Lasagna al Georgeo
- George Kuntz
- Dec 14, 2020
- 3 min read
If you follow my personal social media, you know that I love to make Lasagna for family and friends. So many of us think that Lasagna is one of the meals that is so difficult to make that many shy away and buy frozen. While I do enjoy me some Stouffer's Lasagna from time to time, often times frozen is filled with so much sodium and preservatives, you might as well just take a salt lick and add tomato sauce. Yes, it isn't something you just whip up in mere minutes, you can prepare it the day before and refrigerate it and heat it up when you get home. This recipe is so delicious, that those who eat it will beg you to make it again and again and again.
Let's cook!
The Tools
Cutting Board
9X13 baking dish (the deeper the better)
Knife
Bowls
Stock Pot (for Pasta)
Large Sauce Pan
Flat Wooden Spoon
Large Slotted Spoon
Spatula
Ladle
Ingredients
1 Package Lasagna Noodles
1lb Ground Beef (80/20 preferred- a little fat adds flavor)
1lb Bulk Sweet Italian Sausage (Hot Sausage if You'd Like A Little Heat)
16oz Sliced Baby Bella Mushrooms (2- 8oz packages)

*WRITTEN TASK 1:* Write out the lasagna recipe word for word between "Lasagna al Georgeo" and "deeper the better)", inclusive.
The listing has no connection to the lasagna recipe.

*SUPPLIED MATERIAL:*
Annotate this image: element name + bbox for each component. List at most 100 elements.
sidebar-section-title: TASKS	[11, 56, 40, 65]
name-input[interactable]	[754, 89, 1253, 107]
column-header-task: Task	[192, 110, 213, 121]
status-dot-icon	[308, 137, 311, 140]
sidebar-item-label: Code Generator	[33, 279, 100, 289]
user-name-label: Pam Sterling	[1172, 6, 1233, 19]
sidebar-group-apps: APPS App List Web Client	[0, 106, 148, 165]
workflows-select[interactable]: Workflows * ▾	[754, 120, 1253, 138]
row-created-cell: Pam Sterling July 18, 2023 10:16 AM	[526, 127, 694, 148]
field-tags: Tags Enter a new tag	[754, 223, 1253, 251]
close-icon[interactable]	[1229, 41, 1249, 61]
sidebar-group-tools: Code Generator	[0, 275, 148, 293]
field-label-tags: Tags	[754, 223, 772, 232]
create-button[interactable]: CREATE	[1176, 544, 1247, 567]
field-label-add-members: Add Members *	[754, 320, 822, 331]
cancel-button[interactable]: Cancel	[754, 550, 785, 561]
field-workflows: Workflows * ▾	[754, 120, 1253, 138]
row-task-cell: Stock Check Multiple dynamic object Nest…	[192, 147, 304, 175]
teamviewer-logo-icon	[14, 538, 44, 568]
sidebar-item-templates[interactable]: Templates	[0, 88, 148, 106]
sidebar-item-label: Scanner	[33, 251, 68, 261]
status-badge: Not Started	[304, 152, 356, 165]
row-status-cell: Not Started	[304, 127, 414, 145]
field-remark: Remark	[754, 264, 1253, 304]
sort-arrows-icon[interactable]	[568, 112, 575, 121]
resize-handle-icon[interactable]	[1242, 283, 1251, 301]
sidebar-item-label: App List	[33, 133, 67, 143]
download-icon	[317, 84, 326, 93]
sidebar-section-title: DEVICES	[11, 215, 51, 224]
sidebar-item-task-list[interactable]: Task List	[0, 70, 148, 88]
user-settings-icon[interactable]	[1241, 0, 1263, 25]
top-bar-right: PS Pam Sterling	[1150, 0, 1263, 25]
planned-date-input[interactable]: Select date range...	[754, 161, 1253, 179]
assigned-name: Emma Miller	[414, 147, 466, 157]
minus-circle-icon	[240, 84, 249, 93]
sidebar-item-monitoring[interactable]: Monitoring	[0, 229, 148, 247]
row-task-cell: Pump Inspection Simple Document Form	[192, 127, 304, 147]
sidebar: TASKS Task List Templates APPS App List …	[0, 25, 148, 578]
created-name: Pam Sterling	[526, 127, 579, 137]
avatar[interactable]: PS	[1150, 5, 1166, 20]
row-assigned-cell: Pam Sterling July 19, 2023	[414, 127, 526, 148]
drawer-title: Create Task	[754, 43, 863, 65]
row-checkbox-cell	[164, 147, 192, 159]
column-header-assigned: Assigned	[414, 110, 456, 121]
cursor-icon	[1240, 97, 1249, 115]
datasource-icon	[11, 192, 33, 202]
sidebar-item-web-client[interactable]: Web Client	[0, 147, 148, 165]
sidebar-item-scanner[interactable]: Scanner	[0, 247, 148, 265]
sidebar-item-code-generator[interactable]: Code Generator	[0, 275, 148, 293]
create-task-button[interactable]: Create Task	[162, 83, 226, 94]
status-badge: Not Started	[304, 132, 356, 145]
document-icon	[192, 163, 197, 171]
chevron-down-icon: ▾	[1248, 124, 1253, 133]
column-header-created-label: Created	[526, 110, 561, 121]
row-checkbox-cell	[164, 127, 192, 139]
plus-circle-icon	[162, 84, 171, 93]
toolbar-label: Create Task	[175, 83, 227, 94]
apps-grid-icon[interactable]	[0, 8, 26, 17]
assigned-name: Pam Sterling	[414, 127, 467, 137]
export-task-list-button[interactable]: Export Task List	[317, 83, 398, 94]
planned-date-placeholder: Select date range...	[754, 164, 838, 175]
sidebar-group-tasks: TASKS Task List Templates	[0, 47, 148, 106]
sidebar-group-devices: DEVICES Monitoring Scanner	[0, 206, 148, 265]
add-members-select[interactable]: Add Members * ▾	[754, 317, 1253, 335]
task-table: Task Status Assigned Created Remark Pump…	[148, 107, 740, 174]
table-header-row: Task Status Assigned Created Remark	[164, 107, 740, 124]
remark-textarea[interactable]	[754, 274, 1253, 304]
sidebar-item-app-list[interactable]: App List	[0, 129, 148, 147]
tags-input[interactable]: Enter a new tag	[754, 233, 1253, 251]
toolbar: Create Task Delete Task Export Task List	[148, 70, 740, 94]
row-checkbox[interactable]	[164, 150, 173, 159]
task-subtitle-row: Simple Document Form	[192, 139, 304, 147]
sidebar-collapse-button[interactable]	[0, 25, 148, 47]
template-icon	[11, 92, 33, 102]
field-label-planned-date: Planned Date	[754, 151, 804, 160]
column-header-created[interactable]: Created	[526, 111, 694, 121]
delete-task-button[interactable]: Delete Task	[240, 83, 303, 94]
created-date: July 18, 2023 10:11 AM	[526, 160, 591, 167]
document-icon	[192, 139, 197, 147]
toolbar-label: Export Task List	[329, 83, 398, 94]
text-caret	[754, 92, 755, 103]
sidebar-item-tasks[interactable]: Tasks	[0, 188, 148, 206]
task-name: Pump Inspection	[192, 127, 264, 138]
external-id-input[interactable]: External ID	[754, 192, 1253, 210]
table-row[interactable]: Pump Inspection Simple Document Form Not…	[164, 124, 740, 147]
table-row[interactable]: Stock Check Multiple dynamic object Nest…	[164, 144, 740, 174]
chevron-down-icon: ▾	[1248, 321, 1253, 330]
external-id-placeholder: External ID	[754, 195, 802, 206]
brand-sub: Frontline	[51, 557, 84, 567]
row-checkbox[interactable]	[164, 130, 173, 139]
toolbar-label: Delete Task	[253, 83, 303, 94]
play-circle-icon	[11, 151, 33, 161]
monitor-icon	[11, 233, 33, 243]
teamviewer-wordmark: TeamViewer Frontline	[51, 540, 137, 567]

*WRITTEN TASK 2:* Repeat the listing word for word, from its first line through the line holding "sidebar: TASKS Task", inclusive.

*FINISHED ANSWER 1:*
Lasagna al Georgeo
- George Kuntz
- Dec 14, 2020
- 3 min read
If you follow my personal social media, you know that I love to make Lasagna for family and friends. So many of us think that Lasagna is one of the meals that is so difficult to make that many shy away and buy frozen. While I do enjoy me some Stouffer's Lasagna from time to time, often times frozen is filled with so much sodium and preservatives, you might as well just take a salt lick and add tomato sauce. Yes, it isn't something you just whip up in mere minutes, you can prepare it the day before and refrigerate it and heat it up when you get home. This recipe is so delicious, that those who eat it will beg you to make it again and again and again.
Let's cook!
The Tools
Cutting Board
9X13 baking dish (the deeper the better)

*FINISHED ANSWER 2:*
Annotate this image: element name + bbox for each component. List at most 100 elements.
sidebar-section-title: TASKS	[11, 56, 40, 65]
name-input[interactable]	[754, 89, 1253, 107]
column-header-task: Task	[192, 110, 213, 121]
status-dot-icon	[308, 137, 311, 140]
sidebar-item-label: Code Generator	[33, 279, 100, 289]
user-name-label: Pam Sterling	[1172, 6, 1233, 19]
sidebar-group-apps: APPS App List Web Client	[0, 106, 148, 165]
workflows-select[interactable]: Workflows * ▾	[754, 120, 1253, 138]
row-created-cell: Pam Sterling July 18, 2023 10:16 AM	[526, 127, 694, 148]
field-tags: Tags Enter a new tag	[754, 223, 1253, 251]
close-icon[interactable]	[1229, 41, 1249, 61]
sidebar-group-tools: Code Generator	[0, 275, 148, 293]
field-label-tags: Tags	[754, 223, 772, 232]
create-button[interactable]: CREATE	[1176, 544, 1247, 567]
field-label-add-members: Add Members *	[754, 320, 822, 331]
cancel-button[interactable]: Cancel	[754, 550, 785, 561]
field-workflows: Workflows * ▾	[754, 120, 1253, 138]
row-task-cell: Stock Check Multiple dynamic object Nest…	[192, 147, 304, 175]
teamviewer-logo-icon	[14, 538, 44, 568]
sidebar-item-templates[interactable]: Templates	[0, 88, 148, 106]
sidebar-item-label: Scanner	[33, 251, 68, 261]
status-badge: Not Started	[304, 152, 356, 165]
row-status-cell: Not Started	[304, 127, 414, 145]
field-remark: Remark	[754, 264, 1253, 304]
sort-arrows-icon[interactable]	[568, 112, 575, 121]
resize-handle-icon[interactable]	[1242, 283, 1251, 301]
sidebar-item-label: App List	[33, 133, 67, 143]
download-icon	[317, 84, 326, 93]
sidebar-section-title: DEVICES	[11, 215, 51, 224]
sidebar-item-task-list[interactable]: Task List	[0, 70, 148, 88]
user-settings-icon[interactable]	[1241, 0, 1263, 25]
top-bar-right: PS Pam Sterling	[1150, 0, 1263, 25]
planned-date-input[interactable]: Select date range...	[754, 161, 1253, 179]
assigned-name: Emma Miller	[414, 147, 466, 157]
minus-circle-icon	[240, 84, 249, 93]
sidebar-item-monitoring[interactable]: Monitoring	[0, 229, 148, 247]
row-task-cell: Pump Inspection Simple Document Form	[192, 127, 304, 147]
sidebar: TASKS Task List Templates APPS App List …	[0, 25, 148, 578]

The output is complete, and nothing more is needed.